**Aim:**
Below are entries to be transcribed exactly; exclude the pictures from the copy.

**Rows from a dataset:**
*-*-*

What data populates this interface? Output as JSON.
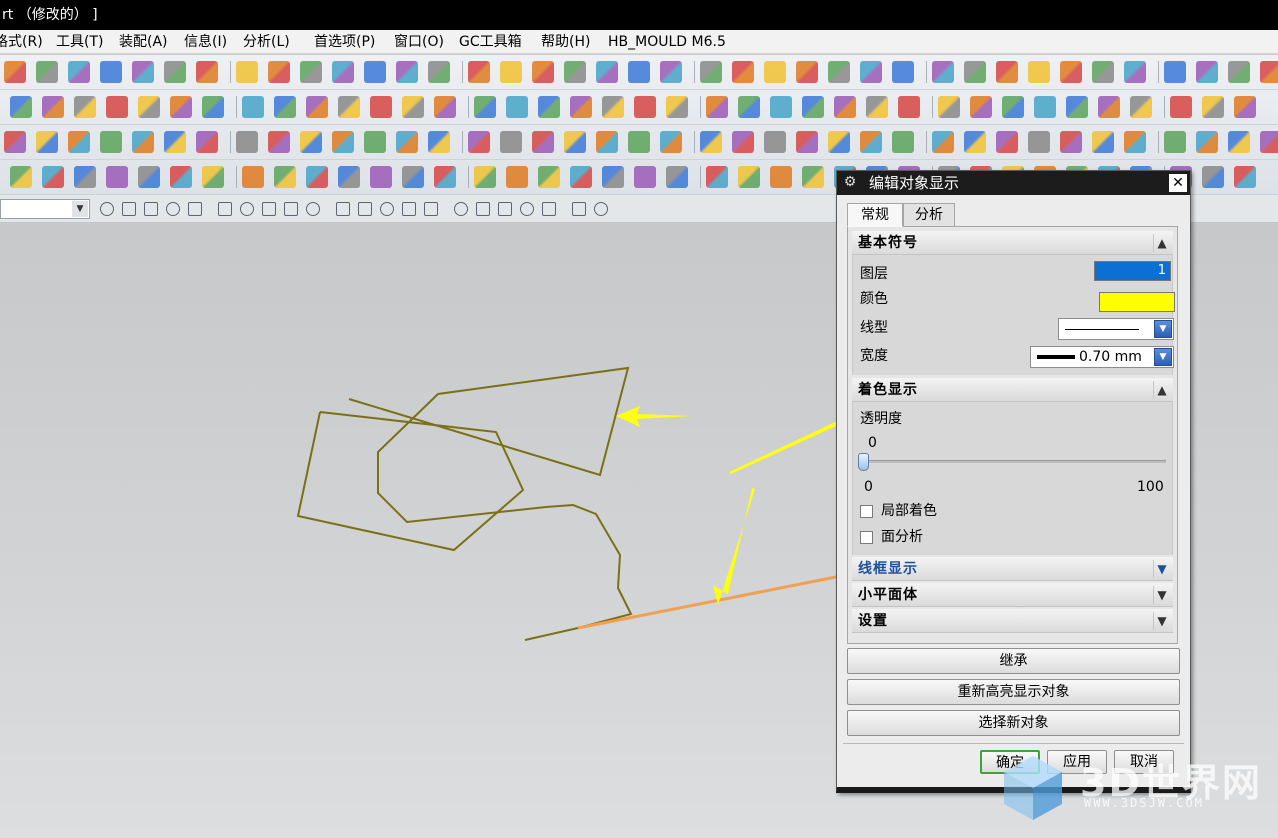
{
  "window": {
    "title": "rt （修改的） ]"
  },
  "menu": [
    "格式(R)",
    "工具(T)",
    "装配(A)",
    "信息(I)",
    "分析(L)",
    "首选项(P)",
    "窗口(O)",
    "GC工具箱",
    "帮助(H)",
    "HB_MOULD M6.5"
  ],
  "dialog": {
    "title": "编辑对象显示",
    "tabs": [
      "常规",
      "分析"
    ],
    "active_tab": "常规",
    "sections": {
      "basic": {
        "title": "基本符号",
        "layer_label": "图层",
        "layer_value": "1",
        "color_label": "颜色",
        "color_value": "#ffff00",
        "linetype_label": "线型",
        "width_label": "宽度",
        "width_value": "0.70 mm"
      },
      "shading": {
        "title": "着色显示",
        "transparency_label": "透明度",
        "transparency_value": "0",
        "slider_min": "0",
        "slider_max": "100",
        "partial_shading_label": "局部着色",
        "face_analysis_label": "面分析"
      },
      "wireframe": {
        "title": "线框显示"
      },
      "facets": {
        "title": "小平面体"
      },
      "settings": {
        "title": "设置"
      }
    },
    "buttons": {
      "inherit": "继承",
      "reselect": "重新高亮显示对象",
      "select_new": "选择新对象",
      "ok": "确定",
      "apply": "应用",
      "cancel": "取消"
    }
  },
  "watermark": {
    "brand": "3D世界网",
    "url": "WWW.3DSJW.COM"
  },
  "colors": {
    "curve": "#7a7014",
    "highlight_curve": "#f0a050",
    "arrow": "#ffff10",
    "accent_blue": "#0b6fd3"
  }
}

*-*-*

**Answer to the task:**
What data populates this interface? Output as JSON.
{
  "window": {
    "title": "rt （修改的） ]"
  },
  "menu": [
    "格式(R)",
    "工具(T)",
    "装配(A)",
    "信息(I)",
    "分析(L)",
    "首选项(P)",
    "窗口(O)",
    "GC工具箱",
    "帮助(H)",
    "HB_MOULD M6.5"
  ],
  "dialog": {
    "title": "编辑对象显示",
    "tabs": [
      "常规",
      "分析"
    ],
    "active_tab": "常规",
    "sections": {
      "basic": {
        "title": "基本符号",
        "layer_label": "图层",
        "layer_value": "1",
        "color_label": "颜色",
        "color_value": "#ffff00",
        "linetype_label": "线型",
        "width_label": "宽度",
        "width_value": "0.70 mm"
      },
      "shading": {
        "title": "着色显示",
        "transparency_label": "透明度",
        "transparency_value": "0",
        "slider_min": "0",
        "slider_max": "100",
        "partial_shading_label": "局部着色",
        "face_analysis_label": "面分析"
      },
      "wireframe": {
        "title": "线框显示"
      },
      "facets": {
        "title": "小平面体"
      },
      "settings": {
        "title": "设置"
      }
    },
    "buttons": {
      "inherit": "继承",
      "reselect": "重新高亮显示对象",
      "select_new": "选择新对象",
      "ok": "确定",
      "apply": "应用",
      "cancel": "取消"
    }
  },
  "watermark": {
    "brand": "3D世界网",
    "url": "WWW.3DSJW.COM"
  },
  "colors": {
    "curve": "#7a7014",
    "highlight_curve": "#f0a050",
    "arrow": "#ffff10",
    "accent_blue": "#0b6fd3"
  }
}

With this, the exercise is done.